• _Exercise_
In the records below, find each line containing the word "Usually" and copy it.

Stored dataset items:
···

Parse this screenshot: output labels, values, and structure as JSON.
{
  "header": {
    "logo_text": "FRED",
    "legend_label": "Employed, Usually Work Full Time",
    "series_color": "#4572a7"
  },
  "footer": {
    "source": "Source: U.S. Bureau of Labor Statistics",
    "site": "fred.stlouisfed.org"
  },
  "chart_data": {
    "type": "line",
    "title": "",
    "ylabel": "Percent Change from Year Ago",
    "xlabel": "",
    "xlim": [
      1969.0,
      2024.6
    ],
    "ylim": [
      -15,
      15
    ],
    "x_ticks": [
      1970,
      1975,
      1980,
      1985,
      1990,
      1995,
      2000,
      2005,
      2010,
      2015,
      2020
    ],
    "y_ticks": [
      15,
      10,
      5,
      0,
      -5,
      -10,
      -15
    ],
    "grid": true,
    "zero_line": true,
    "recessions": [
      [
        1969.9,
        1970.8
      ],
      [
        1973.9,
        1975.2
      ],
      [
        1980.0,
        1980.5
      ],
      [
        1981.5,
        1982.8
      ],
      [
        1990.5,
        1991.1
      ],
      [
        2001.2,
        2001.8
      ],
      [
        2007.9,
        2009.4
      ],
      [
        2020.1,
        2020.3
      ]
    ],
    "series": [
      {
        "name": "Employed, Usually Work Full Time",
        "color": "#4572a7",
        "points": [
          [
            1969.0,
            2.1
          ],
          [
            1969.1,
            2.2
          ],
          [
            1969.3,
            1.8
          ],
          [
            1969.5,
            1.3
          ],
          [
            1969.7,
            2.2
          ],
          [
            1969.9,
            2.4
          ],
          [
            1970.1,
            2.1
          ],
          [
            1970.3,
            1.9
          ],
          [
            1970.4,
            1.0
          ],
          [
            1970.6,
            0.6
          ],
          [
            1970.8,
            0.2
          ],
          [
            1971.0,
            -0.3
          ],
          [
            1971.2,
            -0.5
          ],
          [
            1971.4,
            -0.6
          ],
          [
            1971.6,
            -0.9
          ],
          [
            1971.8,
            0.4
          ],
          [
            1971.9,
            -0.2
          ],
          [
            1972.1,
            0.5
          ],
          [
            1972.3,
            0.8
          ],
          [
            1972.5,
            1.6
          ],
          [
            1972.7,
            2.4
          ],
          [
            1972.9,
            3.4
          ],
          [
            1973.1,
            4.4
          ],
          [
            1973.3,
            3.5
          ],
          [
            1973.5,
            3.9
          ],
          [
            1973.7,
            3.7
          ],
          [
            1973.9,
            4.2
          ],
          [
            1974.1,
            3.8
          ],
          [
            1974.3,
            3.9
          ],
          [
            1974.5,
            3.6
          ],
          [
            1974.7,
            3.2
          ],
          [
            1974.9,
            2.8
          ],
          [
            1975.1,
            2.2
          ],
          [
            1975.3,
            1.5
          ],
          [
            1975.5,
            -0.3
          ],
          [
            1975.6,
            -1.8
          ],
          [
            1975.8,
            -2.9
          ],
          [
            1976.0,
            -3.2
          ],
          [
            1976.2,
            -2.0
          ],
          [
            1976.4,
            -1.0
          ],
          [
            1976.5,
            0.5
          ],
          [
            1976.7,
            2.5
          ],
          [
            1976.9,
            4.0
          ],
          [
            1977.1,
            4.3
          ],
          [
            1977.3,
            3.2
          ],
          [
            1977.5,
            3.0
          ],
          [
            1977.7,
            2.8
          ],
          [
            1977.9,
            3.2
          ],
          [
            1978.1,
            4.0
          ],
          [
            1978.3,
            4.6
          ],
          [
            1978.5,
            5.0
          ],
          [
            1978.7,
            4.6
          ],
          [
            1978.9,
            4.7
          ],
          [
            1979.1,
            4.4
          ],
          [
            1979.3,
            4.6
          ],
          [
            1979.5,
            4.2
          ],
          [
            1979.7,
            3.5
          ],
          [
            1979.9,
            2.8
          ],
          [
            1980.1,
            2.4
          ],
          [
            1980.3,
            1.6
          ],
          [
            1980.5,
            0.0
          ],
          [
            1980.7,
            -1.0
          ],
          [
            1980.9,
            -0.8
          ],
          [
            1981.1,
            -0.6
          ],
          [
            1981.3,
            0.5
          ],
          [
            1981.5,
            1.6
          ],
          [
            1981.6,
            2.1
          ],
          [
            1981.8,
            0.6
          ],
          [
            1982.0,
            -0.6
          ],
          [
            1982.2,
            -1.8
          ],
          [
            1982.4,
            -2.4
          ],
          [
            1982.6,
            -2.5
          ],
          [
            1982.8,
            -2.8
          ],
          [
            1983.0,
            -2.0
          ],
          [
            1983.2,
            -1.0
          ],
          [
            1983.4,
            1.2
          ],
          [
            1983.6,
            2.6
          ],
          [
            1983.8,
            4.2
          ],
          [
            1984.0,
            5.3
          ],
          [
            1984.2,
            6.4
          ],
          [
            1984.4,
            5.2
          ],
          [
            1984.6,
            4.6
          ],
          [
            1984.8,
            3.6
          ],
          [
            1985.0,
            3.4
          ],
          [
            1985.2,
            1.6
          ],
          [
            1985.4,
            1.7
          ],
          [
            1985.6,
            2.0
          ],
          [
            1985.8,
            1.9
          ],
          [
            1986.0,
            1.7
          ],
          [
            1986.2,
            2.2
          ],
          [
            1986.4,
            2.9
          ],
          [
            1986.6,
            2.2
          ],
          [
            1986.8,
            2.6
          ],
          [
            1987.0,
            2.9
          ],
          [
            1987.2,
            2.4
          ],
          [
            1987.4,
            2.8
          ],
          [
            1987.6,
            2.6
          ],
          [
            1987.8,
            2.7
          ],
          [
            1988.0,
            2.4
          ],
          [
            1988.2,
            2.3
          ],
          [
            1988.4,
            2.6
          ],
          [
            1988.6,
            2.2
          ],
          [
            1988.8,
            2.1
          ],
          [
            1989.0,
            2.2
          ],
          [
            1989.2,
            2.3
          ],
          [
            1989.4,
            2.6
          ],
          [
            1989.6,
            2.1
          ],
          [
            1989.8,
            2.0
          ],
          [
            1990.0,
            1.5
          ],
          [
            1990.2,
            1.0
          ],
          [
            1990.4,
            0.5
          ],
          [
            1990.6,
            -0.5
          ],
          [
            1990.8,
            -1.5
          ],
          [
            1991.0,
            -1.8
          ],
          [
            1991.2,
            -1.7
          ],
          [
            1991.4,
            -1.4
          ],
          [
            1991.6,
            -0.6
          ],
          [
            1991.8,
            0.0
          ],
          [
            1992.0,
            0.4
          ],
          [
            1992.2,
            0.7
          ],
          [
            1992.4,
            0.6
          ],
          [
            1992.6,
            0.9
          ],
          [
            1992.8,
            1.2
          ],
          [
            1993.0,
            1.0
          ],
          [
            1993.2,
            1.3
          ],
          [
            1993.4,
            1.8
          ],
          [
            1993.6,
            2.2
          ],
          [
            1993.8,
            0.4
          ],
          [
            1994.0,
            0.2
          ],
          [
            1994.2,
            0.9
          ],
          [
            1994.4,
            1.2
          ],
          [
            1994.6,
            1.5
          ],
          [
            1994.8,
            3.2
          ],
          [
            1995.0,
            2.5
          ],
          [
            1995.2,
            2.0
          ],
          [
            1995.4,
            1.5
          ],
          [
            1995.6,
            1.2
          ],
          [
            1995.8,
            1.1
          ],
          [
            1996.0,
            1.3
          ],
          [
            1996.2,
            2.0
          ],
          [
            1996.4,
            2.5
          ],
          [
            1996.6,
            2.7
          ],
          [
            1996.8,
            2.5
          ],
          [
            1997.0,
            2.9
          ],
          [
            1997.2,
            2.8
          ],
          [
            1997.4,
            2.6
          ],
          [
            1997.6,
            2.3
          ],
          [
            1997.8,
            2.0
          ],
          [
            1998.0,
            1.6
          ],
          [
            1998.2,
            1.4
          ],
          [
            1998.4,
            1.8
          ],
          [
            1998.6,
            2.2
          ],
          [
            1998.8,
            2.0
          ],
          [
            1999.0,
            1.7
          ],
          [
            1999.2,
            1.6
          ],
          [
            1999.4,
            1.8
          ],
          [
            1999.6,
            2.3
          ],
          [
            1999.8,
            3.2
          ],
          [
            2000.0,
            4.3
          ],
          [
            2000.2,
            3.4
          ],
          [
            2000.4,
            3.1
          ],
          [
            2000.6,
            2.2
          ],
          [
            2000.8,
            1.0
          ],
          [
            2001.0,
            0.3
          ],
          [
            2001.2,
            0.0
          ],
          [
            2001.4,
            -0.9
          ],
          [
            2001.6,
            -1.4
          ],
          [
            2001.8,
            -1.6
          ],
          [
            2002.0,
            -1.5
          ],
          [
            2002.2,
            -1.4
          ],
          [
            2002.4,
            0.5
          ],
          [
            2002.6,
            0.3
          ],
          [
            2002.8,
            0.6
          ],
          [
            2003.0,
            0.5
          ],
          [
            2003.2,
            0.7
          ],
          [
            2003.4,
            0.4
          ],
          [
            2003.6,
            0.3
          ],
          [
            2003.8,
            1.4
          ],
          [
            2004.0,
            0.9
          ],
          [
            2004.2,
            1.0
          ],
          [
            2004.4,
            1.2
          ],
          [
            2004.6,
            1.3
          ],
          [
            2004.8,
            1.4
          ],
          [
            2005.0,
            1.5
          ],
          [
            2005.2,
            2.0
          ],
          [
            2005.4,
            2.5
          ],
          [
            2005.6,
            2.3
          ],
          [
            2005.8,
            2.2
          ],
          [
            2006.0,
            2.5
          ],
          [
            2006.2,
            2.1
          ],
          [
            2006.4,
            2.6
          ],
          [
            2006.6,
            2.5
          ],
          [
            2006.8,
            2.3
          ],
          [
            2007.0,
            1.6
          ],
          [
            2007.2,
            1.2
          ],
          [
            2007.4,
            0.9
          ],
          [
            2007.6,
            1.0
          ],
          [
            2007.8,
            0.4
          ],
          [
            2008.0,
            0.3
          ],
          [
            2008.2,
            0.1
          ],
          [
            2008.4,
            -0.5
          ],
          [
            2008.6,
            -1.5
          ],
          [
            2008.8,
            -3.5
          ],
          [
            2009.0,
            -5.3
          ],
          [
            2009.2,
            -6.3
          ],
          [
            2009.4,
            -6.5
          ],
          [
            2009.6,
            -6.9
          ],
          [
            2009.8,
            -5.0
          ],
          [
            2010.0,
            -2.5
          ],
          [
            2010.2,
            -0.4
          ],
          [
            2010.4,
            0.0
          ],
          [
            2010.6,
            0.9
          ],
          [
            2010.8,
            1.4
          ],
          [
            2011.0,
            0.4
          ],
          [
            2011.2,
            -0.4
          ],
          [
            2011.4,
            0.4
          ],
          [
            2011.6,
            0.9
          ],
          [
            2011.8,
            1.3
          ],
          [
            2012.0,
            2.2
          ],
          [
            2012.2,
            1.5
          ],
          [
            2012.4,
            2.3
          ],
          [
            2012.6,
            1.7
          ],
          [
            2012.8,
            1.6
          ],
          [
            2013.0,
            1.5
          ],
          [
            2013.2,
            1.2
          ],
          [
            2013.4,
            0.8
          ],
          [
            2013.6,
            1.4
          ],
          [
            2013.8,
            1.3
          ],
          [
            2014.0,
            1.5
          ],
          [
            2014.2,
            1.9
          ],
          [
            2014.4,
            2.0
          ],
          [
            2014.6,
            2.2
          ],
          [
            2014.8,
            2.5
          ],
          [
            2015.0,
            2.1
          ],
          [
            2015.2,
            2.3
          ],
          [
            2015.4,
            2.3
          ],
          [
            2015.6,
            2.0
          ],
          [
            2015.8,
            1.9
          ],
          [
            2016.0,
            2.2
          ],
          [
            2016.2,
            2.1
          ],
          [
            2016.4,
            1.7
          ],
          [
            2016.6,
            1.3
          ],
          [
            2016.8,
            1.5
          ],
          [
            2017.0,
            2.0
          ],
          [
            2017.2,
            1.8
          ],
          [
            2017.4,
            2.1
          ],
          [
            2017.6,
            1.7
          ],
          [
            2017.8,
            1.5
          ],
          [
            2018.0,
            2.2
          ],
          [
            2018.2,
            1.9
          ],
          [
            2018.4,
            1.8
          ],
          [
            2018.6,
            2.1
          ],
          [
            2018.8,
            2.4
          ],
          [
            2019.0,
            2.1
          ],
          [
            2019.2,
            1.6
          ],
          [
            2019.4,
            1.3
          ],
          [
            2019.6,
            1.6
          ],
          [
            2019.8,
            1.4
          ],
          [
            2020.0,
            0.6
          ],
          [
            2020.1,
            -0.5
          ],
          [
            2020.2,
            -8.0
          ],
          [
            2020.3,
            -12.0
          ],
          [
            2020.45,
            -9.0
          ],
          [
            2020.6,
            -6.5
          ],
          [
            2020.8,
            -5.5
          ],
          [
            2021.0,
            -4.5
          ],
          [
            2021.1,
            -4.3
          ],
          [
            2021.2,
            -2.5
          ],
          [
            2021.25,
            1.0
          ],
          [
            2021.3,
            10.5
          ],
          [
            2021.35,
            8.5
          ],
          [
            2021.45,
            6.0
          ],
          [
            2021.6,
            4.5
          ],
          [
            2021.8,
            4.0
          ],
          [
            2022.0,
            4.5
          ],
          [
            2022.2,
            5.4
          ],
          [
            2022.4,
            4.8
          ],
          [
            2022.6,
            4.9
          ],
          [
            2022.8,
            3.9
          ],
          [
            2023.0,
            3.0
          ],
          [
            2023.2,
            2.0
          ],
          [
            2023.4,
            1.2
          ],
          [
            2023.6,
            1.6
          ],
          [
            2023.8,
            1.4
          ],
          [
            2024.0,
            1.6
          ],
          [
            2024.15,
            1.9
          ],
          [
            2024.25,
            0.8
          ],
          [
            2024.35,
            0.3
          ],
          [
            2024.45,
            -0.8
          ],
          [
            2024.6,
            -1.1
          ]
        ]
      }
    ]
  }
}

···

• _Task response_
    "legend_label": "Employed, Usually Work Full Time",
        "name": "Employed, Usually Work Full Time",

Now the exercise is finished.